EXERCISE MATERIALS:
_ _ _ _ _

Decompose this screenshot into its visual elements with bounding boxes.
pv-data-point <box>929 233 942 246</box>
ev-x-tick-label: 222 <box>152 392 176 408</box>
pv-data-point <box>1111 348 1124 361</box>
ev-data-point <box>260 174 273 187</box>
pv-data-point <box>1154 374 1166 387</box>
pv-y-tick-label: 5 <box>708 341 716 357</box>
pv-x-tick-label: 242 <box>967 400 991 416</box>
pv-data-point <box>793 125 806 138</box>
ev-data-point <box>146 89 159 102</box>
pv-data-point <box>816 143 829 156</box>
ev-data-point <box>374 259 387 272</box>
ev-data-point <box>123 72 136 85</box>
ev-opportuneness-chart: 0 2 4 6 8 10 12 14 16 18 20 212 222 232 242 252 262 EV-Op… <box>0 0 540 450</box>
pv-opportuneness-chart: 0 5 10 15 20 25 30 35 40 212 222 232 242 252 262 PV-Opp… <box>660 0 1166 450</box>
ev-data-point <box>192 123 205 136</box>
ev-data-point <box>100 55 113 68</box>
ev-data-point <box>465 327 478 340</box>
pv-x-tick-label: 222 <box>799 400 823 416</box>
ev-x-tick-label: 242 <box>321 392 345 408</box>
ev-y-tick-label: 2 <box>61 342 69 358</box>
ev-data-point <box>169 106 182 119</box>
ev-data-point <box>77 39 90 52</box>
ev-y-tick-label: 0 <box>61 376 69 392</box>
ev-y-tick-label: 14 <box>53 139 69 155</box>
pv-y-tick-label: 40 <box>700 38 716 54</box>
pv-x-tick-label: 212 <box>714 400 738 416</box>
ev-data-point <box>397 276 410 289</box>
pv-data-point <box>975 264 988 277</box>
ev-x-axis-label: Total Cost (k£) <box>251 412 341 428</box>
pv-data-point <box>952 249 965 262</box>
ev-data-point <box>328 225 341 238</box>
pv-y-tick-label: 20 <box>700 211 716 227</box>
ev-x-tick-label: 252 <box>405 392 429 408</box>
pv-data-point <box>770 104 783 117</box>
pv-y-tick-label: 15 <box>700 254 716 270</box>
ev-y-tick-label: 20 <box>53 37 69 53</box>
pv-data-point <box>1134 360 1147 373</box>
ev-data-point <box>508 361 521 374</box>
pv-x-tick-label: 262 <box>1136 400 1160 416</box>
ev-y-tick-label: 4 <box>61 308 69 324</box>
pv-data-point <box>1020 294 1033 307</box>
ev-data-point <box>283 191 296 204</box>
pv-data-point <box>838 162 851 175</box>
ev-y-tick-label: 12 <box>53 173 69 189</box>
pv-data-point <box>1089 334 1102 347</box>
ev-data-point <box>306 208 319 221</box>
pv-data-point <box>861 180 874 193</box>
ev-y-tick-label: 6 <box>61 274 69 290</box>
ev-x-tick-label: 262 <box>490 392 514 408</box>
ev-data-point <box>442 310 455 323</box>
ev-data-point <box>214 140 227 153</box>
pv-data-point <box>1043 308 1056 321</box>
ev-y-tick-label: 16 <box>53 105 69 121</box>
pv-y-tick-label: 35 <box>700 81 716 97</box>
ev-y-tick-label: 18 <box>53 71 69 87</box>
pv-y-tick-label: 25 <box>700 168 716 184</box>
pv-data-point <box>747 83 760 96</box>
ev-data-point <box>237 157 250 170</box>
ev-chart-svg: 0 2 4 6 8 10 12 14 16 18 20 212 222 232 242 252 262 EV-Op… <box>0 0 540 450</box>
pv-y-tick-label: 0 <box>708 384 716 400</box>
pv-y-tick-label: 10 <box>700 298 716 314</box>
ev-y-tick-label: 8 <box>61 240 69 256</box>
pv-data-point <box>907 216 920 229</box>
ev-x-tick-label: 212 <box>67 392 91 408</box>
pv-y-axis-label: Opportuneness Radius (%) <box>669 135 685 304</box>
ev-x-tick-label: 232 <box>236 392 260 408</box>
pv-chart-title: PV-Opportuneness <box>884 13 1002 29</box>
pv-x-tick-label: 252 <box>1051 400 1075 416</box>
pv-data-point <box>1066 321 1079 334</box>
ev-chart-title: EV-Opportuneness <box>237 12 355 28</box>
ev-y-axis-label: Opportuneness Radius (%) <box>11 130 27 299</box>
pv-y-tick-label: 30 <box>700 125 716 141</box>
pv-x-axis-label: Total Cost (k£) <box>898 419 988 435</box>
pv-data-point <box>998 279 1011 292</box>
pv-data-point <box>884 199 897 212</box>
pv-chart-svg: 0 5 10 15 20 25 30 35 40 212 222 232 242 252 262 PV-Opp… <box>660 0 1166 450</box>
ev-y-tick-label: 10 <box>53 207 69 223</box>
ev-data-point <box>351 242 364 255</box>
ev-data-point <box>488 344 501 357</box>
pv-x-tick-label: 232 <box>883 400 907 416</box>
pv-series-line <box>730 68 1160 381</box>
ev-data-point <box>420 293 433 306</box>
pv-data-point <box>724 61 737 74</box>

_ _ _ _ _

PROBLEM STATEMENT: Can you put the data, from its first line through the line holding "pv-data-point <box>1134 360 1147 373</box>" (both included), into a JSON list of strings with one string per line, leaving out blank lines and nothing else?

TASK RESPONSE:
[
  "Decompose this screenshot into its visual elements with bounding boxes.",
  "pv-data-point <box>929 233 942 246</box>",
  "ev-x-tick-label: 222 <box>152 392 176 408</box>",
  "pv-data-point <box>1111 348 1124 361</box>",
  "ev-data-point <box>260 174 273 187</box>",
  "pv-data-point <box>1154 374 1166 387</box>",
  "pv-y-tick-label: 5 <box>708 341 716 357</box>",
  "pv-x-tick-label: 242 <box>967 400 991 416</box>",
  "pv-data-point <box>793 125 806 138</box>",
  "ev-data-point <box>146 89 159 102</box>",
  "pv-data-point <box>816 143 829 156</box>",
  "ev-data-point <box>374 259 387 272</box>",
  "ev-data-point <box>123 72 136 85</box>",
  "ev-opportuneness-chart: 0 2 4 6 8 10 12 14 16 18 20 212 222 232 242 252 262 EV-Op… <box>0 0 540 450</box>",
  "pv-opportuneness-chart: 0 5 10 15 20 25 30 35 40 212 222 232 242 252 262 PV-Opp… <box>660 0 1166 450</box>",
  "ev-data-point <box>192 123 205 136</box>",
  "ev-data-point <box>100 55 113 68</box>",
  "ev-data-point <box>465 327 478 340</box>",
  "pv-x-tick-label: 222 <box>799 400 823 416</box>",
  "ev-x-tick-label: 242 <box>321 392 345 408</box>",
  "ev-y-tick-label: 2 <box>61 342 69 358</box>",
  "ev-data-point <box>169 106 182 119</box>",
  "ev-data-point <box>77 39 90 52</box>",
  "ev-y-tick-label: 0 <box>61 376 69 392</box>",
  "ev-y-tick-label: 14 <box>53 139 69 155</box>",
  "pv-y-tick-label: 40 <box>700 38 716 54</box>",
  "pv-x-tick-label: 212 <box>714 400 738 416</box>",
  "ev-data-point <box>397 276 410 289</box>",
  "pv-data-point <box>975 264 988 277</box>",
  "ev-x-axis-label: Total Cost (k£) <box>251 412 341 428</box>",
  "pv-data-point <box>952 249 965 262</box>",
  "ev-data-point <box>328 225 341 238</box>",
  "pv-y-tick-label: 20 <box>700 211 716 227</box>",
  "ev-x-tick-label: 252 <box>405 392 429 408</box>",
  "pv-data-point <box>770 104 783 117</box>",
  "pv-y-tick-label: 15 <box>700 254 716 270</box>",
  "ev-y-tick-label: 20 <box>53 37 69 53</box>",
  "pv-data-point <box>1134 360 1147 373</box>"
]